> **GOAL**
Transcribe the entries exactly; images are not part of the copy.

> **ENTRIES**
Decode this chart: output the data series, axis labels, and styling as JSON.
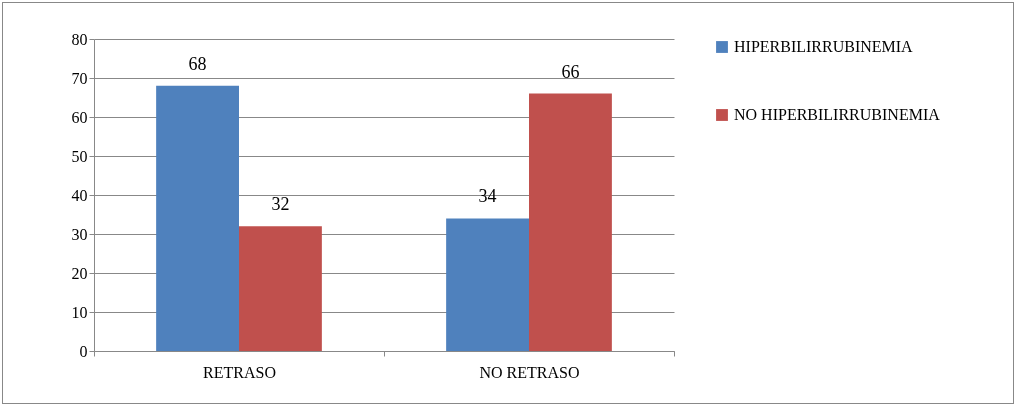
{
  "chart_data": {
    "type": "bar",
    "categories": [
      "RETRASO",
      "NO RETRASO"
    ],
    "series": [
      {
        "name": "HIPERBILIRRUBINEMIA",
        "color": "#4f81bd",
        "values": [
          68,
          34
        ]
      },
      {
        "name": "NO HIPERBILIRRUBINEMIA",
        "color": "#c0504d",
        "values": [
          32,
          66
        ]
      }
    ],
    "ylim": [
      0,
      80
    ],
    "yticks": [
      0,
      10,
      20,
      30,
      40,
      50,
      60,
      70,
      80
    ],
    "grid": "y",
    "legend": "right",
    "data_labels": true
  }
}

> **REPLY TO THE TASK**
Decode this chart: output the data series, axis labels, and styling as JSON.
{
  "chart_data": {
    "type": "bar",
    "categories": [
      "RETRASO",
      "NO RETRASO"
    ],
    "series": [
      {
        "name": "HIPERBILIRRUBINEMIA",
        "color": "#4f81bd",
        "values": [
          68,
          34
        ]
      },
      {
        "name": "NO HIPERBILIRRUBINEMIA",
        "color": "#c0504d",
        "values": [
          32,
          66
        ]
      }
    ],
    "ylim": [
      0,
      80
    ],
    "yticks": [
      0,
      10,
      20,
      30,
      40,
      50,
      60,
      70,
      80
    ],
    "grid": "y",
    "legend": "right",
    "data_labels": true
  }
}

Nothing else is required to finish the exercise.